◆ Exercise inputs
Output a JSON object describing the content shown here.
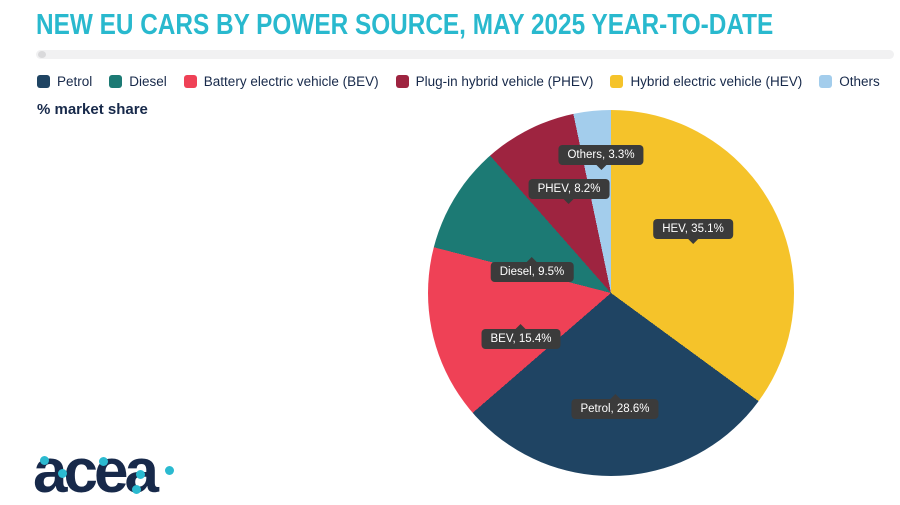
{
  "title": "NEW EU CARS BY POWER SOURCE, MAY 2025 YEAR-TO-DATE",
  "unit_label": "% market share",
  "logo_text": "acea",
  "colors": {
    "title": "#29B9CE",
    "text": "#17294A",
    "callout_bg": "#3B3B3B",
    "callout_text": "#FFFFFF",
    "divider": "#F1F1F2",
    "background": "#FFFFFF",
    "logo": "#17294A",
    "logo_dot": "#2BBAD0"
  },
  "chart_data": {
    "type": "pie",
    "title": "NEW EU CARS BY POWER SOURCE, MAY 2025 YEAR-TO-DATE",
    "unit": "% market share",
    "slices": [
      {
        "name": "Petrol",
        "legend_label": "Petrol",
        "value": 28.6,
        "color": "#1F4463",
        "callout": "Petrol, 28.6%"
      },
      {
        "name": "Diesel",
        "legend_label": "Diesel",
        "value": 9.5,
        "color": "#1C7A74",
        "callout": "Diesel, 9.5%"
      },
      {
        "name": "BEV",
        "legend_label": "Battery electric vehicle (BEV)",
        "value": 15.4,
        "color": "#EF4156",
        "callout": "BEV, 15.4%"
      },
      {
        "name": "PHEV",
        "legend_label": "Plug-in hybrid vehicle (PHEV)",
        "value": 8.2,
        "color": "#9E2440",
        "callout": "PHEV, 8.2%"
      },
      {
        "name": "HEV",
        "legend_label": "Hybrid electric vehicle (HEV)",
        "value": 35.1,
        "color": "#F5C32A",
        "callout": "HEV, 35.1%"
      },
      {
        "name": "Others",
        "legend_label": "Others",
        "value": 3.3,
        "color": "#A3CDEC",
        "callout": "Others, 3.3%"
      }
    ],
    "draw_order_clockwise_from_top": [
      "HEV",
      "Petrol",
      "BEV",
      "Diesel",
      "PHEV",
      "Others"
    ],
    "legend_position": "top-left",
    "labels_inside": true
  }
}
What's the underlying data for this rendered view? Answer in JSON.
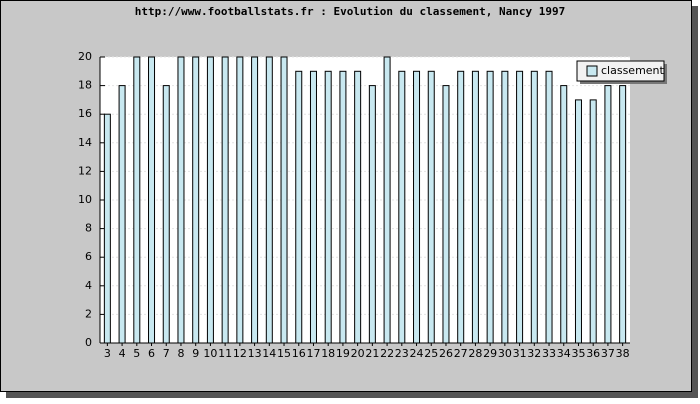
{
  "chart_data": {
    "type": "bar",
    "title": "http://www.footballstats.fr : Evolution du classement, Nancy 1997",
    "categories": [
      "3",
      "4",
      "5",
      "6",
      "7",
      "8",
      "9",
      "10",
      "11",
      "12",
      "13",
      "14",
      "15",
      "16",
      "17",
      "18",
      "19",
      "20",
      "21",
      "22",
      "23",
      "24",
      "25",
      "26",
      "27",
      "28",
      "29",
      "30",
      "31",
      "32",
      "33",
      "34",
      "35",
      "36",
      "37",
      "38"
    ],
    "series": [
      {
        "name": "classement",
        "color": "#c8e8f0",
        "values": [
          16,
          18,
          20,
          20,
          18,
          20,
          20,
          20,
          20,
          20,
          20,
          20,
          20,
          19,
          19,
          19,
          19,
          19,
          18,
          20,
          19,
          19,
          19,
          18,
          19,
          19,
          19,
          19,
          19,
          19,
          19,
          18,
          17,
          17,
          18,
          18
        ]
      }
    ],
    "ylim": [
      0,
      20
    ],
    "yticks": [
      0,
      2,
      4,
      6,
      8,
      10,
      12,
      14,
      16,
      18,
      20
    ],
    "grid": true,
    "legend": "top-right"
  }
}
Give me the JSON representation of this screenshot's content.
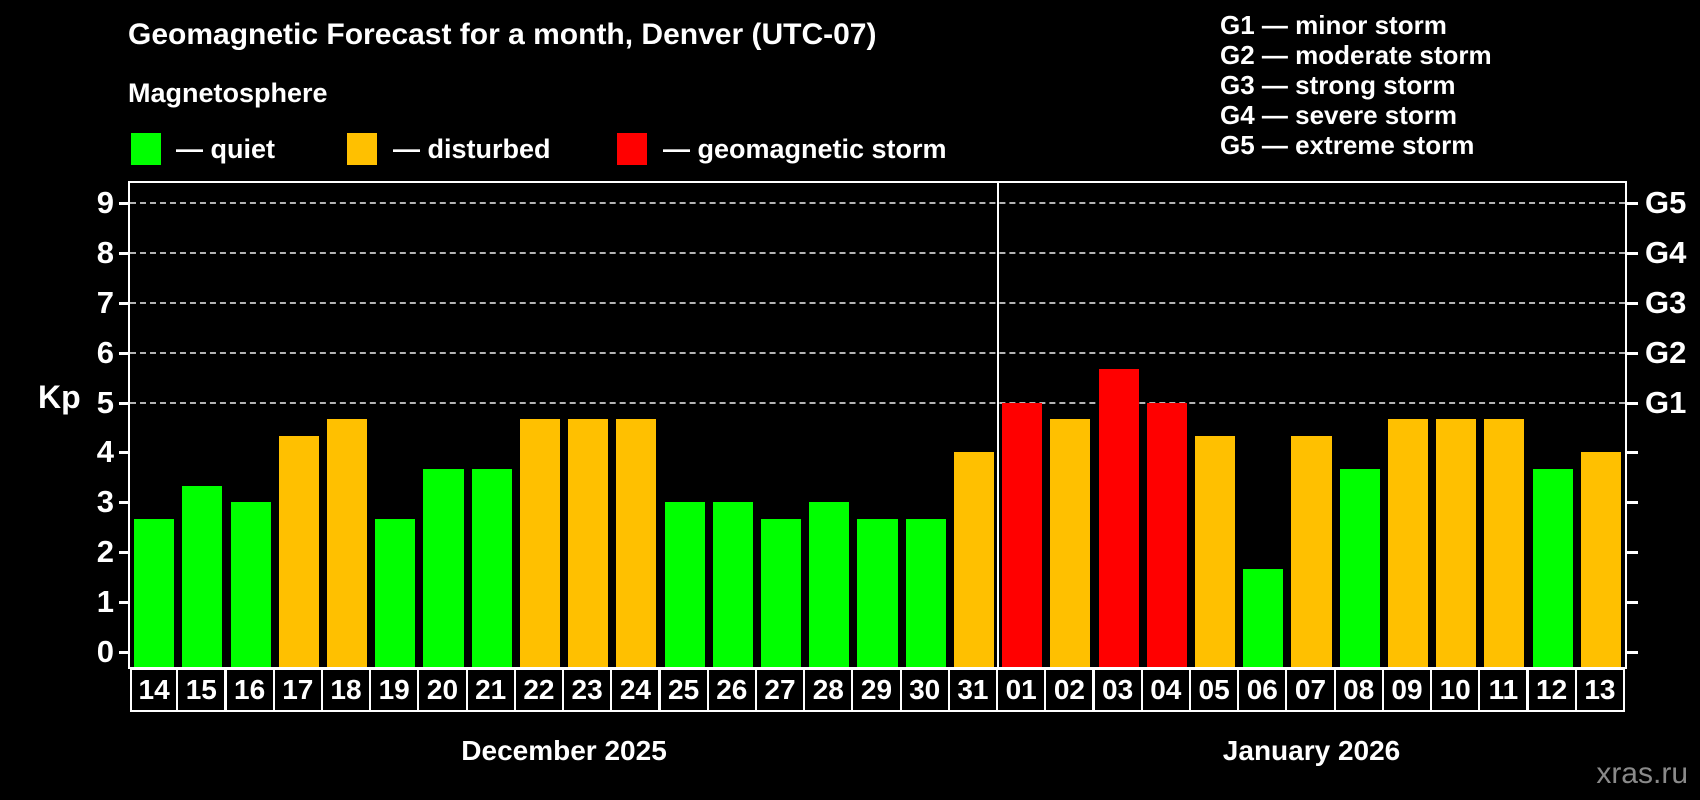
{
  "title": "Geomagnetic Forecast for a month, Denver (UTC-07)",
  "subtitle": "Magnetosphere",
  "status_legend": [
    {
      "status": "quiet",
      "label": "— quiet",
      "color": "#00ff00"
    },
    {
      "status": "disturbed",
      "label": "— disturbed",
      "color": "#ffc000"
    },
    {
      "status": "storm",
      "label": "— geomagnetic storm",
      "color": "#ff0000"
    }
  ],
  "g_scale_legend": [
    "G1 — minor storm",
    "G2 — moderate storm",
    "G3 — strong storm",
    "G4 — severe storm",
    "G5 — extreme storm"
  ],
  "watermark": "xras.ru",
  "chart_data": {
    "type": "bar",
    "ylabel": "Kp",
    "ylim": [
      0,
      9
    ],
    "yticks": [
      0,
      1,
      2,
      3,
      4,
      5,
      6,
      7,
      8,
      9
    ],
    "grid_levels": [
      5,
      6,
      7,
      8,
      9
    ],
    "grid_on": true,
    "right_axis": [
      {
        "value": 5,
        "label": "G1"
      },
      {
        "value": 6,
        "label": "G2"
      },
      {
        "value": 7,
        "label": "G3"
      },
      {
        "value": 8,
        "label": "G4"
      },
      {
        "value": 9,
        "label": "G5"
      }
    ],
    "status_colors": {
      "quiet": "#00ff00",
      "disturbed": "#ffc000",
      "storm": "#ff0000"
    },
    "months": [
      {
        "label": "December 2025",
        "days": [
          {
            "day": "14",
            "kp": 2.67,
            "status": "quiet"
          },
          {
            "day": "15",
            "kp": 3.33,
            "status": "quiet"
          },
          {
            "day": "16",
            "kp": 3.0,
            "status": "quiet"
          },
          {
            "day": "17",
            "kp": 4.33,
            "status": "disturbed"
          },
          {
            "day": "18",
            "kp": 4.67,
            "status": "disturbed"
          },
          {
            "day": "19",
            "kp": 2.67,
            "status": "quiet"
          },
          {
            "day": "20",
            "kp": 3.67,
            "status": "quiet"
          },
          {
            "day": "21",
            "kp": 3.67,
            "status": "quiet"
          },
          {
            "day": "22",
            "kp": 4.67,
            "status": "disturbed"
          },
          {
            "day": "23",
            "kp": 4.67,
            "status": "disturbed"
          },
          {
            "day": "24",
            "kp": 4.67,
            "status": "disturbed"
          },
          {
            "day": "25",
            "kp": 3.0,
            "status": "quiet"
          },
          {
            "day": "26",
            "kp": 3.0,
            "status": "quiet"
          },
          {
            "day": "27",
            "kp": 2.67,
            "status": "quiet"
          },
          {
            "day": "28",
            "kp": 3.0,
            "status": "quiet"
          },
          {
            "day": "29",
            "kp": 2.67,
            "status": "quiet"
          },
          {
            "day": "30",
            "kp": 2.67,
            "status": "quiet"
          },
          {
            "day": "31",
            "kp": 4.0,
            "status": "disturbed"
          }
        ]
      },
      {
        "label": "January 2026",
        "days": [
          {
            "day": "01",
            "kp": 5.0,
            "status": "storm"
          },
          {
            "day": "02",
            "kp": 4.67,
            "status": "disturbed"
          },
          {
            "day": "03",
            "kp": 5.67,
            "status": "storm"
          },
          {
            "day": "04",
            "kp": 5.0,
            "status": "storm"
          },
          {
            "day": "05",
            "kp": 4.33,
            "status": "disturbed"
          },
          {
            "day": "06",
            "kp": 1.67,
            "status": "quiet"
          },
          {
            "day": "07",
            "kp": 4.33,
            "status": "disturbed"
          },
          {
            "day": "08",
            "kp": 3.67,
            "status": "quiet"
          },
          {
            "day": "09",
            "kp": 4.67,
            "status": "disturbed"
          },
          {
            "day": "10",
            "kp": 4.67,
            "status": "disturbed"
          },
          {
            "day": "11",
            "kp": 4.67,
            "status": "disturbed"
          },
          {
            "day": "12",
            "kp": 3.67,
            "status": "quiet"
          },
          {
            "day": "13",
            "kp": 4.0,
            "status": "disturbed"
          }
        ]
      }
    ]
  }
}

◆ Work required
Print every record above exactly as written, leaving out the pictures.

◆ Exercise result
Output a JSON object describing the content shown here.
{
  "title": "NEW EU CARS BY POWER SOURCE, MAY 2025 YEAR-TO-DATE",
  "unit_label": "% market share",
  "logo_text": "acea",
  "colors": {
    "title": "#29B9CE",
    "text": "#17294A",
    "callout_bg": "#3B3B3B",
    "callout_text": "#FFFFFF",
    "divider": "#F1F1F2",
    "background": "#FFFFFF",
    "logo": "#17294A",
    "logo_dot": "#2BBAD0"
  },
  "chart_data": {
    "type": "pie",
    "title": "NEW EU CARS BY POWER SOURCE, MAY 2025 YEAR-TO-DATE",
    "unit": "% market share",
    "slices": [
      {
        "name": "Petrol",
        "legend_label": "Petrol",
        "value": 28.6,
        "color": "#1F4463",
        "callout": "Petrol, 28.6%"
      },
      {
        "name": "Diesel",
        "legend_label": "Diesel",
        "value": 9.5,
        "color": "#1C7A74",
        "callout": "Diesel, 9.5%"
      },
      {
        "name": "BEV",
        "legend_label": "Battery electric vehicle (BEV)",
        "value": 15.4,
        "color": "#EF4156",
        "callout": "BEV, 15.4%"
      },
      {
        "name": "PHEV",
        "legend_label": "Plug-in hybrid vehicle (PHEV)",
        "value": 8.2,
        "color": "#9E2440",
        "callout": "PHEV, 8.2%"
      },
      {
        "name": "HEV",
        "legend_label": "Hybrid electric vehicle (HEV)",
        "value": 35.1,
        "color": "#F5C32A",
        "callout": "HEV, 35.1%"
      },
      {
        "name": "Others",
        "legend_label": "Others",
        "value": 3.3,
        "color": "#A3CDEC",
        "callout": "Others, 3.3%"
      }
    ],
    "draw_order_clockwise_from_top": [
      "HEV",
      "Petrol",
      "BEV",
      "Diesel",
      "PHEV",
      "Others"
    ],
    "legend_position": "top-left",
    "labels_inside": true
  }
}
What's the underlying data for this rendered view? Answer in JSON.
{
  "chart_data": {
    "type": "bar",
    "title": "http://www.footballstats.fr : Evolution du classement, Nancy 1997",
    "categories": [
      "3",
      "4",
      "5",
      "6",
      "7",
      "8",
      "9",
      "10",
      "11",
      "12",
      "13",
      "14",
      "15",
      "16",
      "17",
      "18",
      "19",
      "20",
      "21",
      "22",
      "23",
      "24",
      "25",
      "26",
      "27",
      "28",
      "29",
      "30",
      "31",
      "32",
      "33",
      "34",
      "35",
      "36",
      "37",
      "38"
    ],
    "series": [
      {
        "name": "classement",
        "color": "#c8e8f0",
        "values": [
          16,
          18,
          20,
          20,
          18,
          20,
          20,
          20,
          20,
          20,
          20,
          20,
          20,
          19,
          19,
          19,
          19,
          19,
          18,
          20,
          19,
          19,
          19,
          18,
          19,
          19,
          19,
          19,
          19,
          19,
          19,
          18,
          17,
          17,
          18,
          18
        ]
      }
    ],
    "ylim": [
      0,
      20
    ],
    "yticks": [
      0,
      2,
      4,
      6,
      8,
      10,
      12,
      14,
      16,
      18,
      20
    ],
    "grid": true,
    "legend": "top-right"
  }
}
Give me the JSON representation of this screenshot's content.
{
  "title": "Geomagnetic Forecast for a month, Denver (UTC-07)",
  "subtitle": "Magnetosphere",
  "status_legend": [
    {
      "status": "quiet",
      "label": "— quiet",
      "color": "#00ff00"
    },
    {
      "status": "disturbed",
      "label": "— disturbed",
      "color": "#ffc000"
    },
    {
      "status": "storm",
      "label": "— geomagnetic storm",
      "color": "#ff0000"
    }
  ],
  "g_scale_legend": [
    "G1 — minor storm",
    "G2 — moderate storm",
    "G3 — strong storm",
    "G4 — severe storm",
    "G5 — extreme storm"
  ],
  "watermark": "xras.ru",
  "chart_data": {
    "type": "bar",
    "ylabel": "Kp",
    "ylim": [
      0,
      9
    ],
    "yticks": [
      0,
      1,
      2,
      3,
      4,
      5,
      6,
      7,
      8,
      9
    ],
    "grid_levels": [
      5,
      6,
      7,
      8,
      9
    ],
    "grid_on": true,
    "right_axis": [
      {
        "value": 5,
        "label": "G1"
      },
      {
        "value": 6,
        "label": "G2"
      },
      {
        "value": 7,
        "label": "G3"
      },
      {
        "value": 8,
        "label": "G4"
      },
      {
        "value": 9,
        "label": "G5"
      }
    ],
    "status_colors": {
      "quiet": "#00ff00",
      "disturbed": "#ffc000",
      "storm": "#ff0000"
    },
    "months": [
      {
        "label": "December 2025",
        "days": [
          {
            "day": "14",
            "kp": 2.67,
            "status": "quiet"
          },
          {
            "day": "15",
            "kp": 3.33,
            "status": "quiet"
          },
          {
            "day": "16",
            "kp": 3.0,
            "status": "quiet"
          },
          {
            "day": "17",
            "kp": 4.33,
            "status": "disturbed"
          },
          {
            "day": "18",
            "kp": 4.67,
            "status": "disturbed"
          },
          {
            "day": "19",
            "kp": 2.67,
            "status": "quiet"
          },
          {
            "day": "20",
            "kp": 3.67,
            "status": "quiet"
          },
          {
            "day": "21",
            "kp": 3.67,
            "status": "quiet"
          },
          {
            "day": "22",
            "kp": 4.67,
            "status": "disturbed"
          },
          {
            "day": "23",
            "kp": 4.67,
            "status": "disturbed"
          },
          {
            "day": "24",
            "kp": 4.67,
            "status": "disturbed"
          },
          {
            "day": "25",
            "kp": 3.0,
            "status": "quiet"
          },
          {
            "day": "26",
            "kp": 3.0,
            "status": "quiet"
          },
          {
            "day": "27",
            "kp": 2.67,
            "status": "quiet"
          },
          {
            "day": "28",
            "kp": 3.0,
            "status": "quiet"
          },
          {
            "day": "29",
            "kp": 2.67,
            "status": "quiet"
          },
          {
            "day": "30",
            "kp": 2.67,
            "status": "quiet"
          },
          {
            "day": "31",
            "kp": 4.0,
            "status": "disturbed"
          }
        ]
      },
      {
        "label": "January 2026",
        "days": [
          {
            "day": "01",
            "kp": 5.0,
            "status": "storm"
          },
          {
            "day": "02",
            "kp": 4.67,
            "status": "disturbed"
          },
          {
            "day": "03",
            "kp": 5.67,
            "status": "storm"
          },
          {
            "day": "04",
            "kp": 5.0,
            "status": "storm"
          },
          {
            "day": "05",
            "kp": 4.33,
            "status": "disturbed"
          },
          {
            "day": "06",
            "kp": 1.67,
            "status": "quiet"
          },
          {
            "day": "07",
            "kp": 4.33,
            "status": "disturbed"
          },
          {
            "day": "08",
            "kp": 3.67,
            "status": "quiet"
          },
          {
            "day": "09",
            "kp": 4.67,
            "status": "disturbed"
          },
          {
            "day": "10",
            "kp": 4.67,
            "status": "disturbed"
          },
          {
            "day": "11",
            "kp": 4.67,
            "status": "disturbed"
          },
          {
            "day": "12",
            "kp": 3.67,
            "status": "quiet"
          },
          {
            "day": "13",
            "kp": 4.0,
            "status": "disturbed"
          }
        ]
      }
    ]
  }
}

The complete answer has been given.